Task prompt - Which lines below hold the word "VALORES"? Copy all of them.

Stored items from a collection
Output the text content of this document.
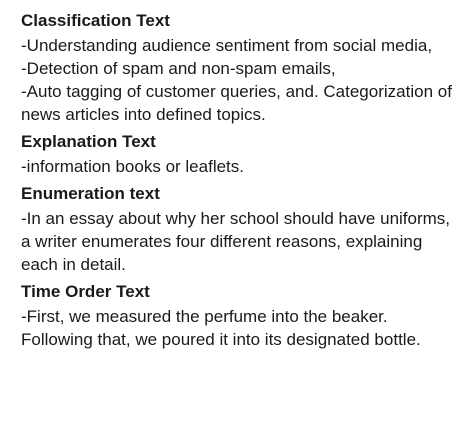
Classification Text

-Understanding audience sentiment from social media,

-Detection of spam and non-spam emails,

-Auto tagging of customer queries, and. Categorization of news articles into defined topics.

Explanation Text

-information books or leaflets.

Enumeration text

-In an essay about why her school should have uniforms, a writer enumerates four different reasons, explaining each in detail.

Time Order Text

-First, we measured the perfume into the beaker. Following that, we poured it into its designated bottle.
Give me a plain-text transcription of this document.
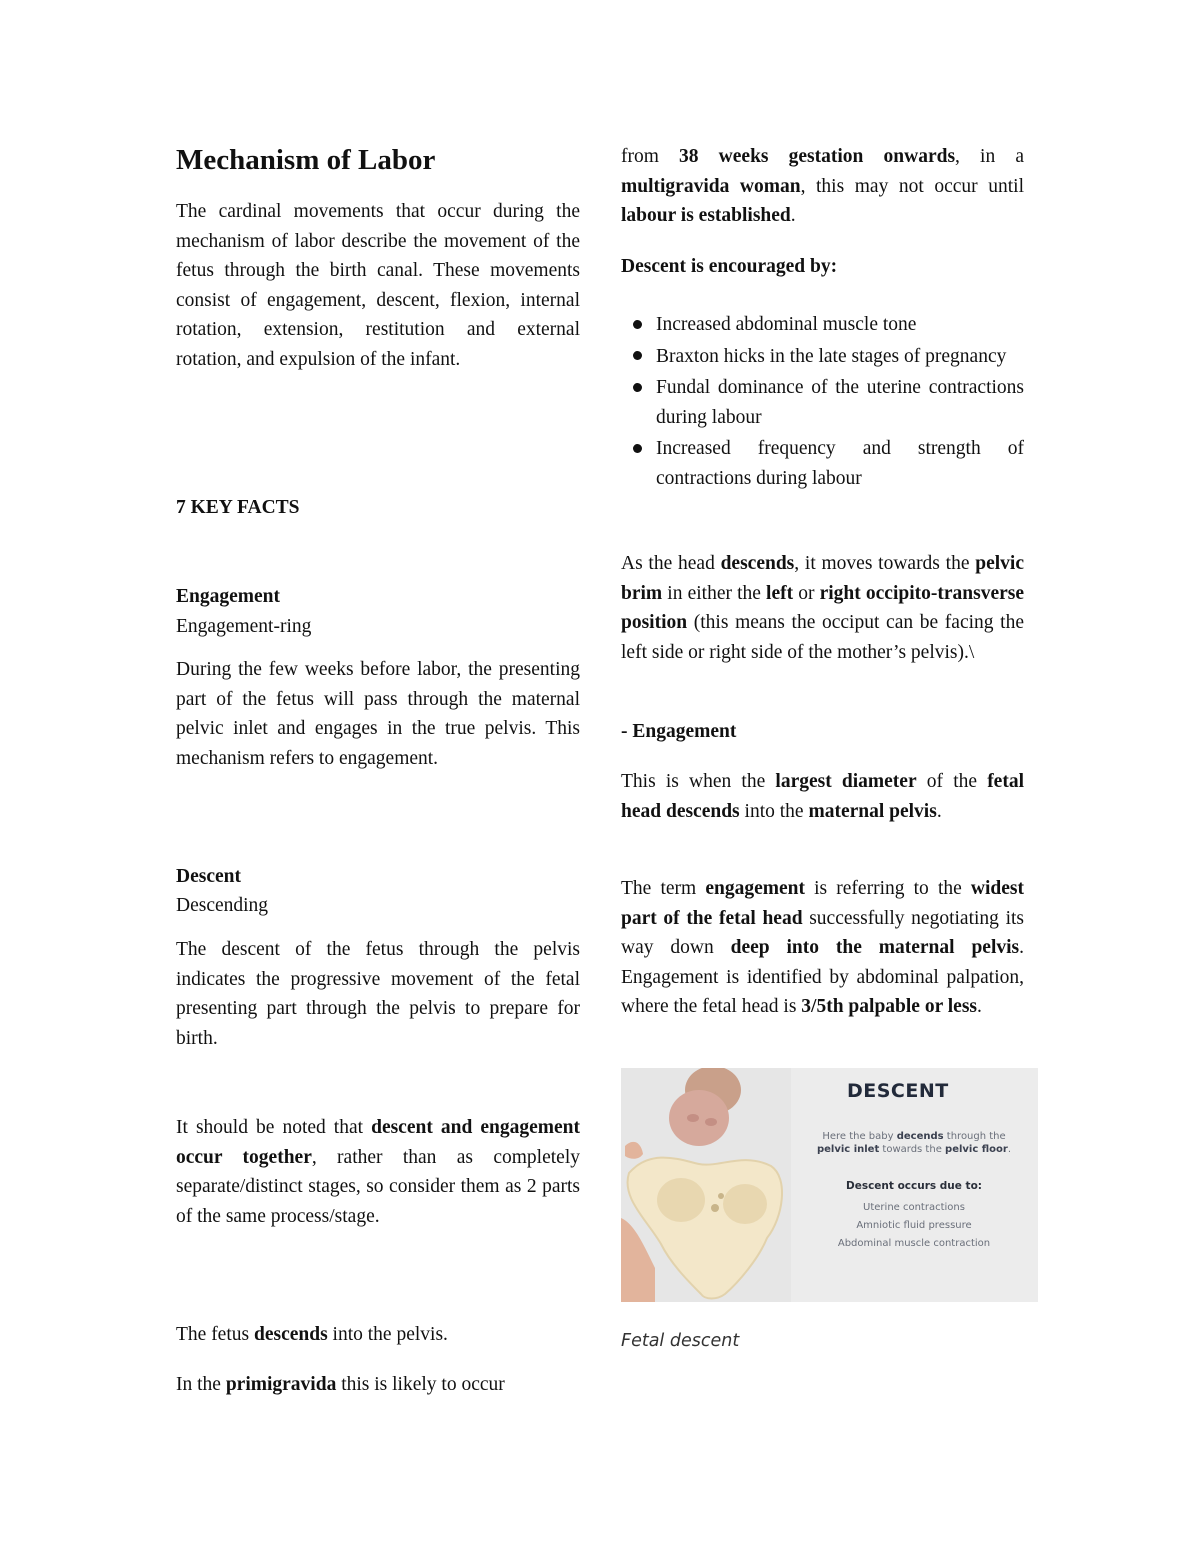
Mechanism of Labor

The cardinal movements that occur during the mechanism of labor describe the movement of the fetus through the birth canal. These movements consist of engagement, descent, flexion, internal rotation, extension, restitution and external rotation, and expulsion of the infant.

7 KEY FACTS

Engagement

Engagement-ring

During the few weeks before labor, the presenting part of the fetus will pass through the maternal pelvic inlet and engages in the true pelvis. This mechanism refers to engagement.

Descent

Descending

The descent of the fetus through the pelvis indicates the progressive movement of the fetal presenting part through the pelvis to prepare for birth.

It should be noted that descent and engagement occur together, rather than as completely separate/distinct stages, so consider them as 2 parts of the same process/stage.

The fetus descends into the pelvis.

In the primigravida this is likely to occur

from 38 weeks gestation onwards, in a multigravida woman, this may not occur until labour is established.

Descent is encouraged by:

Increased abdominal muscle tone
Braxton hicks in the late stages of pregnancy
Fundal dominance of the uterine contractions during labour
Increased frequency and strength of contractions during labour

As the head descends, it moves towards the pelvic brim in either the left or right occipito-transverse position (this means the occiput can be facing the left side or right side of the mother’s pelvis).\

- Engagement

This is when the largest diameter of the fetal head descends into the maternal pelvis.

The term engagement is referring to the widest part of the fetal head successfully negotiating its way down deep into the maternal pelvis. Engagement is identified by abdominal palpation, where the fetal head is 3/5th palpable or less.

Fetal descent

DESCENT
Here the baby decends through the
pelvic inlet towards the pelvic floor.
Descent occurs due to:
Uterine contractions
Amniotic fluid pressure
Abdominal muscle contraction
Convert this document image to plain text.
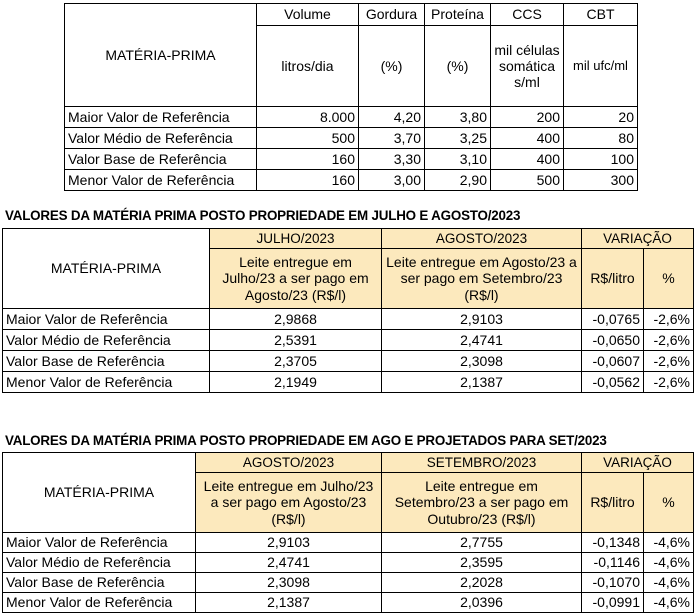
MATÉRIA-PRIMA	Volume	Gordura	Proteína	CCS	CBT
	litros/dia	(%)	(%)	mil células somática s/ml	mil ufc/ml
Maior Valor de Referência	8.000	4,20	3,80	200	20
Valor Médio de Referência	500	3,70	3,25	400	80
Valor Base de Referência	160	3,30	3,10	400	100
Menor Valor de Referência	160	3,00	2,90	500	300
VALORES DA MATÉRIA PRIMA POSTO PROPRIEDADE EM JULHO E AGOSTO/2023
MATÉRIA-PRIMA	JULHO/2023	AGOSTO/2023	VARIAÇÃO	
	Leite entregue em Julho/23 a ser pago em Agosto/23 (R$/l)	Leite entregue em Agosto/23 a ser pago em Setembro/23 (R$/l)	R$/litro	%
Maior Valor de Referência	2,9868	2,9103	-0,0765	-2,6%
Valor Médio de Referência	2,5391	2,4741	-0,0650	-2,6%
Valor Base de Referência	2,3705	2,3098	-0,0607	-2,6%
Menor Valor de Referência	2,1949	2,1387	-0,0562	-2,6%
VALORES DA MATÉRIA PRIMA POSTO PROPRIEDADE EM AGO E PROJETADOS PARA SET/2023
MATÉRIA-PRIMA	AGOSTO/2023	SETEMBRO/2023	VARIAÇÃO	
	Leite entregue em Julho/23 a ser pago em Agosto/23 (R$/l)	Leite entregue em Setembro/23 a ser pago em Outubro/23 (R$/l)	R$/litro	%
Maior Valor de Referência	2,9103	2,7755	-0,1348	-4,6%
Valor Médio de Referência	2,4741	2,3595	-0,1146	-4,6%
Valor Base de Referência	2,3098	2,2028	-0,1070	-4,6%
Menor Valor de Referência	2,1387	2,0396	-0,0991	-4,6%
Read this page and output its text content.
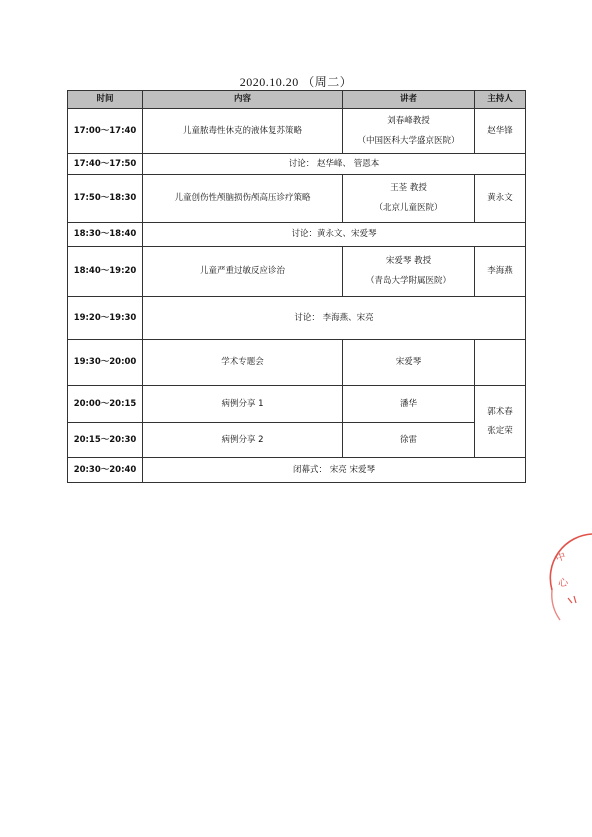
2020.10.20 （周二）
时间	内容	讲者	主持人
17:00～17:40	儿童脓毒性休克的液体复苏策略	刘春峰教授
（中国医科大学盛京医院）	赵华锋
17:40～17:50	讨论： 赵华峰、 管恩本		
17:50～18:30	儿童创伤性颅脑损伤颅高压诊疗策略	王荃 教授
（北京儿童医院）	黄永文
18:30～18:40	讨论：黄永文、宋爱琴		
18:40～19:20	儿童严重过敏反应诊治	宋爱琴 教授
（青岛大学附属医院）	李海燕
19:20～19:30	讨论： 李海燕、宋亮		
19:30～20:00	学术专题会	宋爱琴	
20:00～20:15	病例分享 1	潘华	郭术春
张定荣

20:15～20:30	病例分享 2	徐雷	
20:30～20:40	闭幕式： 宋亮 宋爱琴		
中
心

The completed task -
VALORES DA MATÉRIA PRIMA POSTO PROPRIEDADE EM JULHO E AGOSTO/2023
VALORES DA MATÉRIA PRIMA POSTO PROPRIEDADE EM AGO E PROJETADOS PARA SET/2023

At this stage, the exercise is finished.